#### [Set problem]
Extract each line containing the string "remainder".

#### [Material for the task]
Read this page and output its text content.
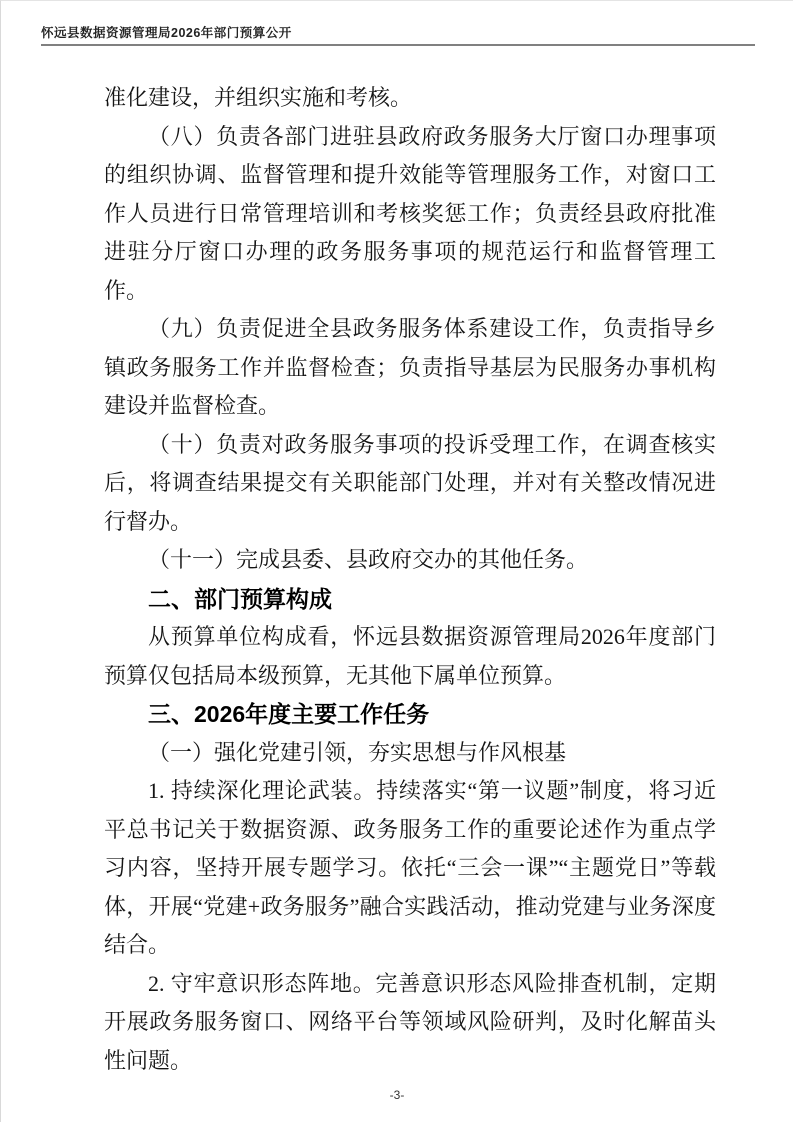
怀远县数据资源管理局2026年部门预算公开

准化建设，并组织实施和考核。

（八）负责各部门进驻县政府政务服务大厅窗口办理事项的组织协调、监督管理和提升效能等管理服务工作，对窗口工作人员进行日常管理培训和考核奖惩工作；负责经县政府批准进驻分厅窗口办理的政务服务事项的规范运行和监督管理工作。

（九）负责促进全县政务服务体系建设工作，负责指导乡镇政务服务工作并监督检查；负责指导基层为民服务办事机构建设并监督检查。

（十）负责对政务服务事项的投诉受理工作，在调查核实后，将调查结果提交有关职能部门处理，并对有关整改情况进行督办。

（十一）完成县委、县政府交办的其他任务。

二、部门预算构成

从预算单位构成看，怀远县数据资源管理局2026年度部门预算仅包括局本级预算，无其他下属单位预算。

三、2026年度主要工作任务

（一）强化党建引领，夯实思想与作风根基

1. 持续深化理论武装。持续落实“第一议题”制度，将习近平总书记关于数据资源、政务服务工作的重要论述作为重点学习内容，坚持开展专题学习。依托“三会一课”“主题党日”等载体，开展“党建+政务服务”融合实践活动，推动党建与业务深度结合。

2. 守牢意识形态阵地。完善意识形态风险排查机制，定期开展政务服务窗口、网络平台等领域风险研判，及时化解苗头性问题。

-3-
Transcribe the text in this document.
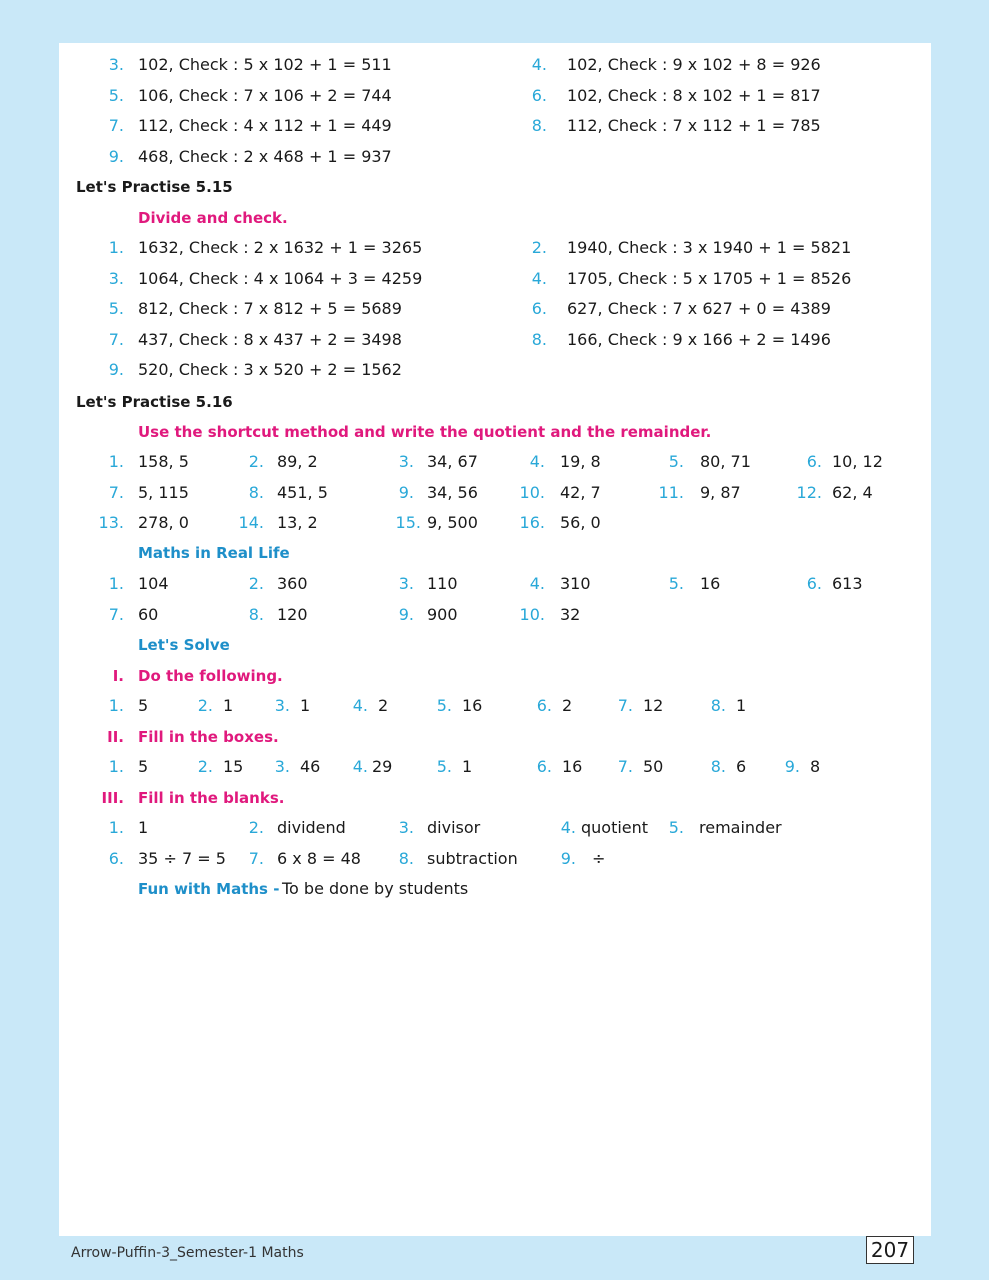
3. 102, Check : 5 x 102 + 1 = 511	4. 102, Check : 9 x 102 + 8 = 926
5. 106, Check : 7 x 106 + 2 = 744	6. 102, Check : 8 x 102 + 1 = 817
7. 112, Check : 4 x 112 + 1 = 449	8. 112, Check : 7 x 112 + 1 = 785
9. 468, Check : 2 x 468 + 1 = 937
Let's Practise 5.15
Divide and check.
1. 1632, Check : 2 x 1632 + 1 = 3265	2. 1940, Check : 3 x 1940 + 1 = 5821
3. 1064, Check : 4 x 1064 + 3 = 4259	4. 1705, Check : 5 x 1705 + 1 = 8526
5. 812, Check : 7 x 812 + 5 = 5689	6. 627, Check : 7 x 627 + 0 = 4389
7. 437, Check : 8 x 437 + 2 = 3498	8. 166, Check : 9 x 166 + 2 = 1496
9. 520, Check : 3 x 520 + 2 = 1562
Let's Practise 5.16
Use the shortcut method and write the quotient and the remainder.
1. 158, 5	2. 89, 2	3. 34, 67	4. 19, 8	5. 80, 71	6. 10, 12
7. 5, 115	8. 451, 5	9. 34, 56	10. 42, 7	11. 9, 87	12. 62, 4
13. 278, 0	14. 13, 2	15. 9, 500	16. 56, 0
Maths in Real Life
1. 104	2. 360	3. 110	4. 310	5. 16	6. 613
7. 60	8. 120	9. 900	10. 32
Let's Solve
I. Do the following.
1. 5	2. 1	3. 1	4. 2	5. 16	6. 2	7. 12	8. 1
II. Fill in the boxes.
1. 5	2. 15 3. 46 4. 29	5. 1	6. 16 7. 50	8. 6 9. 8
III. Fill in the blanks.
1. 1	2. dividend	3. divisor	4. quotient 5. remainder
6. 35 ÷ 7 = 5 7. 6 x 8 = 48 8. subtraction	9. ÷
Fun with Maths - To be done by students
Arrow-Puffin-3_Semester-1 Maths	207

#### [Exercise answer]
Use the shortcut method and write the quotient and the remainder.
1. 1	2. dividend	3. divisor	4. quotient 5. remainder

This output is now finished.